### OBJECTIVE:
Please repeat all of the listing exactly.

### INPUT FOR THIS TASK:
=====

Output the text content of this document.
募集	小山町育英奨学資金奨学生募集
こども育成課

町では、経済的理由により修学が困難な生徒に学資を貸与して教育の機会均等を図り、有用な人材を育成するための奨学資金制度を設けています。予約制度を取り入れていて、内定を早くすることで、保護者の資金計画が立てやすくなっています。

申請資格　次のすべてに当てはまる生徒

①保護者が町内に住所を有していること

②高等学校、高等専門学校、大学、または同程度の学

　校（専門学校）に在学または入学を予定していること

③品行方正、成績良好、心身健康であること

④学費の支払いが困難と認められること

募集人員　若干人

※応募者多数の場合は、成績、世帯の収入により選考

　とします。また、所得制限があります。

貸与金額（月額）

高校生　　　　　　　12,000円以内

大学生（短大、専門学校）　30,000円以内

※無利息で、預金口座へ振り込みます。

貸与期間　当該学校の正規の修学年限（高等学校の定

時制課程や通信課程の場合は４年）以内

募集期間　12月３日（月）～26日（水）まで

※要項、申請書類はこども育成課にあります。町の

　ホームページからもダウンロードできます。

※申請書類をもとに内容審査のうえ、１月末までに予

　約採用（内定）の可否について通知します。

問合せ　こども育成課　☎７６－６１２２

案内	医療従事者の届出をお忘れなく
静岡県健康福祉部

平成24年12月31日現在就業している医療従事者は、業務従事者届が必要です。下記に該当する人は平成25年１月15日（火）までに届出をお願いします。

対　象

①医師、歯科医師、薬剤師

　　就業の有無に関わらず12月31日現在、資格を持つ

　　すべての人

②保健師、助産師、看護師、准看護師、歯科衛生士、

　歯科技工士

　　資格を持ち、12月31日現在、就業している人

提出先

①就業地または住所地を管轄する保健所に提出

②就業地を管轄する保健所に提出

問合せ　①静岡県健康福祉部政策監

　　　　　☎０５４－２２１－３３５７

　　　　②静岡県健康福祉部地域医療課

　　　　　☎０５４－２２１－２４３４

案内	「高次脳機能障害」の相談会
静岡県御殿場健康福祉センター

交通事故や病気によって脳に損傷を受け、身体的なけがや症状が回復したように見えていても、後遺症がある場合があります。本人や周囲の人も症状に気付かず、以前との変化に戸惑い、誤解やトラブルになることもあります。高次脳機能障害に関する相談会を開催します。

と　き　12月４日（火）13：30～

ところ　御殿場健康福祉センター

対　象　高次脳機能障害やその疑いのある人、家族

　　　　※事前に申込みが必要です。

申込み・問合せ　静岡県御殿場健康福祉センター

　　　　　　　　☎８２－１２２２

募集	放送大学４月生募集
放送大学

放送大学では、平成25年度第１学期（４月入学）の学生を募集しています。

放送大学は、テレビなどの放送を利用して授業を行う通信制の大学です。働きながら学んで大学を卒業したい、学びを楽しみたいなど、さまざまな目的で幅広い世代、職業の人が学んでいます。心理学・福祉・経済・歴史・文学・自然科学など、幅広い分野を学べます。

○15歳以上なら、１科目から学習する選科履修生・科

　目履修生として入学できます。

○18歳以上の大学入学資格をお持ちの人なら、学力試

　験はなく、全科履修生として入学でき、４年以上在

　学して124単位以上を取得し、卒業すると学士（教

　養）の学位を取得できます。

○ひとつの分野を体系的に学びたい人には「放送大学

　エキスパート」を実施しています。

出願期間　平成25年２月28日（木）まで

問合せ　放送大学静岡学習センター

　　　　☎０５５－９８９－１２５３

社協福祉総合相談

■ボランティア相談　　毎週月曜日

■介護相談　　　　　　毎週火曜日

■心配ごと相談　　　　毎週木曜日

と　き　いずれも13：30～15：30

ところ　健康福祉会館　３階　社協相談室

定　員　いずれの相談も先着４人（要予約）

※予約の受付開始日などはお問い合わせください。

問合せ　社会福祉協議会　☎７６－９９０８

=====

### OUTPUT OF THE EXERCISE:
Output the text content of this document.
募集	小山町育英奨学資金奨学生募集
こども育成課

町では、経済的理由により修学が困難な生徒に学資を貸与して教育の機会均等を図り、有用な人材を育成するための奨学資金制度を設けています。予約制度を取り入れていて、内定を早くすることで、保護者の資金計画が立てやすくなっています。

申請資格　次のすべてに当てはまる生徒

①保護者が町内に住所を有していること

②高等学校、高等専門学校、大学、または同程度の学

　校（専門学校）に在学または入学を予定していること

③品行方正、成績良好、心身健康であること

④学費の支払いが困難と認められること

募集人員　若干人

※応募者多数の場合は、成績、世帯の収入により選考

　とします。また、所得制限があります。

貸与金額（月額）

高校生　　　　　　　12,000円以内

大学生（短大、専門学校）　30,000円以内

※無利息で、預金口座へ振り込みます。

貸与期間　当該学校の正規の修学年限（高等学校の定

時制課程や通信課程の場合は４年）以内

募集期間　12月３日（月）～26日（水）まで

※要項、申請書類はこども育成課にあります。町の

　ホームページからもダウンロードできます。

※申請書類をもとに内容審査のうえ、１月末までに予

　約採用（内定）の可否について通知します。

問合せ　こども育成課　☎７６－６１２２

案内	医療従事者の届出をお忘れなく
静岡県健康福祉部

平成24年12月31日現在就業している医療従事者は、業務従事者届が必要です。下記に該当する人は平成25年１月15日（火）までに届出をお願いします。

対　象

①医師、歯科医師、薬剤師

　　就業の有無に関わらず12月31日現在、資格を持つ

　　すべての人

②保健師、助産師、看護師、准看護師、歯科衛生士、

　歯科技工士

　　資格を持ち、12月31日現在、就業している人

提出先

①就業地または住所地を管轄する保健所に提出

②就業地を管轄する保健所に提出

問合せ　①静岡県健康福祉部政策監

　　　　　☎０５４－２２１－３３５７

　　　　②静岡県健康福祉部地域医療課

　　　　　☎０５４－２２１－２４３４

案内	「高次脳機能障害」の相談会
静岡県御殿場健康福祉センター

交通事故や病気によって脳に損傷を受け、身体的なけがや症状が回復したように見えていても、後遺症がある場合があります。本人や周囲の人も症状に気付かず、以前との変化に戸惑い、誤解やトラブルになることもあります。高次脳機能障害に関する相談会を開催します。

と　き　12月４日（火）13：30～

ところ　御殿場健康福祉センター

対　象　高次脳機能障害やその疑いのある人、家族

　　　　※事前に申込みが必要です。

申込み・問合せ　静岡県御殿場健康福祉センター

　　　　　　　　☎８２－１２２２

募集	放送大学４月生募集
放送大学

放送大学では、平成25年度第１学期（４月入学）の学生を募集しています。

放送大学は、テレビなどの放送を利用して授業を行う通信制の大学です。働きながら学んで大学を卒業したい、学びを楽しみたいなど、さまざまな目的で幅広い世代、職業の人が学んでいます。心理学・福祉・経済・歴史・文学・自然科学など、幅広い分野を学べます。

○15歳以上なら、１科目から学習する選科履修生・科

　目履修生として入学できます。

○18歳以上の大学入学資格をお持ちの人なら、学力試

　験はなく、全科履修生として入学でき、４年以上在

　学して124単位以上を取得し、卒業すると学士（教

　養）の学位を取得できます。

○ひとつの分野を体系的に学びたい人には「放送大学

　エキスパート」を実施しています。

出願期間　平成25年２月28日（木）まで

問合せ　放送大学静岡学習センター

　　　　☎０５５－９８９－１２５３

社協福祉総合相談

■ボランティア相談　　毎週月曜日

■介護相談　　　　　　毎週火曜日

■心配ごと相談　　　　毎週木曜日

と　き　いずれも13：30～15：30

ところ　健康福祉会館　３階　社協相談室

定　員　いずれの相談も先着４人（要予約）

※予約の受付開始日などはお問い合わせください。

問合せ　社会福祉協議会　☎７６－９９０８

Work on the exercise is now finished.